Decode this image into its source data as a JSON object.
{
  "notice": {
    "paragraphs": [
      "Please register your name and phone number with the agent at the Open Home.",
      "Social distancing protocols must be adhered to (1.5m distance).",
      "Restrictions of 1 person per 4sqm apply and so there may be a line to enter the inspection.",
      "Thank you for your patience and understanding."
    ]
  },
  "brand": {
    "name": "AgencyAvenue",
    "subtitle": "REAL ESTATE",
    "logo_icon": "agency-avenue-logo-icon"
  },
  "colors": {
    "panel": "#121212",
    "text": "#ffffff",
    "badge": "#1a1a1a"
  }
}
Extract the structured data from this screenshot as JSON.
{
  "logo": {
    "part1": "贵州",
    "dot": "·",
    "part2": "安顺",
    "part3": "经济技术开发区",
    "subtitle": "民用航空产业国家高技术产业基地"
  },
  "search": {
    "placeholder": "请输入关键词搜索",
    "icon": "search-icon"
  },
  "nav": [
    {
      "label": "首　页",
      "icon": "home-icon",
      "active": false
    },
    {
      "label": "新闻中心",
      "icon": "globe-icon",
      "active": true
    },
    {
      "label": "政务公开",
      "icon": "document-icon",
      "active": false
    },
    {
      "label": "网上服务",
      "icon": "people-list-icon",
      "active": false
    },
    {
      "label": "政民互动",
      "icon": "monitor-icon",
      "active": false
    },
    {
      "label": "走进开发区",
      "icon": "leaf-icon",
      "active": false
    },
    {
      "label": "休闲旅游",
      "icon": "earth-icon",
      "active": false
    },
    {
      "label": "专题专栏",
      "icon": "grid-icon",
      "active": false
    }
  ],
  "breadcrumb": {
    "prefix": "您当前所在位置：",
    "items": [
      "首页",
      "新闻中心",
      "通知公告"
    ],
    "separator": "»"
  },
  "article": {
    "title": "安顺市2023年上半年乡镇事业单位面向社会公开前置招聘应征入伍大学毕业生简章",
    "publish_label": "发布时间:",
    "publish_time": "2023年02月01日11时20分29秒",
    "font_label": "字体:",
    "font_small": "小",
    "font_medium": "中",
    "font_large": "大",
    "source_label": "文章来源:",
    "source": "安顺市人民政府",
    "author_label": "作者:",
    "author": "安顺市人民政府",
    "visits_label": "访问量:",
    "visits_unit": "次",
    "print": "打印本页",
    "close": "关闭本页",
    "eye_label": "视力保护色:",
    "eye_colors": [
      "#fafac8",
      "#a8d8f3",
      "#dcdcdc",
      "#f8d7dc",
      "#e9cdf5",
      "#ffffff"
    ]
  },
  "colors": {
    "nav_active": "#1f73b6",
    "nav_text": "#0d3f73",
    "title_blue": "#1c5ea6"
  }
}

......

(TO DO)
Exactly as written above, please repeat the entries.

(OUTPUT)
Decode this image into its source data as a JSON object.
{
  "notice": {
    "paragraphs": [
      "Please register your name and phone number with the agent at the Open Home.",
      "Social distancing protocols must be adhered to (1.5m distance).",
      "Restrictions of 1 person per 4sqm apply and so there may be a line to enter the inspection.",
      "Thank you for your patience and understanding."
    ]
  },
  "brand": {
    "name": "AgencyAvenue",
    "subtitle": "REAL ESTATE",
    "logo_icon": "agency-avenue-logo-icon"
  },
  "colors": {
    "panel": "#121212",
    "text": "#ffffff",
    "badge": "#1a1a1a"
  }
}
Extract the structured data from this screenshot as JSON.
{
  "logo": {
    "part1": "贵州",
    "dot": "·",
    "part2": "安顺",
    "part3": "经济技术开发区",
    "subtitle": "民用航空产业国家高技术产业基地"
  },
  "search": {
    "placeholder": "请输入关键词搜索",
    "icon": "search-icon"
  },
  "nav": [
    {
      "label": "首　页",
      "icon": "home-icon",
      "active": false
    },
    {
      "label": "新闻中心",
      "icon": "globe-icon",
      "active": true
    },
    {
      "label": "政务公开",
      "icon": "document-icon",
      "active": false
    },
    {
      "label": "网上服务",
      "icon": "people-list-icon",
      "active": false
    },
    {
      "label": "政民互动",
      "icon": "monitor-icon",
      "active": false
    },
    {
      "label": "走进开发区",
      "icon": "leaf-icon",
      "active": false
    },
    {
      "label": "休闲旅游",
      "icon": "earth-icon",
      "active": false
    },
    {
      "label": "专题专栏",
      "icon": "grid-icon",
      "active": false
    }
  ],
  "breadcrumb": {
    "prefix": "您当前所在位置：",
    "items": [
      "首页",
      "新闻中心",
      "通知公告"
    ],
    "separator": "»"
  },
  "article": {
    "title": "安顺市2023年上半年乡镇事业单位面向社会公开前置招聘应征入伍大学毕业生简章",
    "publish_label": "发布时间:",
    "publish_time": "2023年02月01日11时20分29秒",
    "font_label": "字体:",
    "font_small": "小",
    "font_medium": "中",
    "font_large": "大",
    "source_label": "文章来源:",
    "source": "安顺市人民政府",
    "author_label": "作者:",
    "author": "安顺市人民政府",
    "visits_label": "访问量:",
    "visits_unit": "次",
    "print": "打印本页",
    "close": "关闭本页",
    "eye_label": "视力保护色:",
    "eye_colors": [
      "#fafac8",
      "#a8d8f3",
      "#dcdcdc",
      "#f8d7dc",
      "#e9cdf5",
      "#ffffff"
    ]
  },
  "colors": {
    "nav_active": "#1f73b6",
    "nav_text": "#0d3f73",
    "title_blue": "#1c5ea6"
  }
}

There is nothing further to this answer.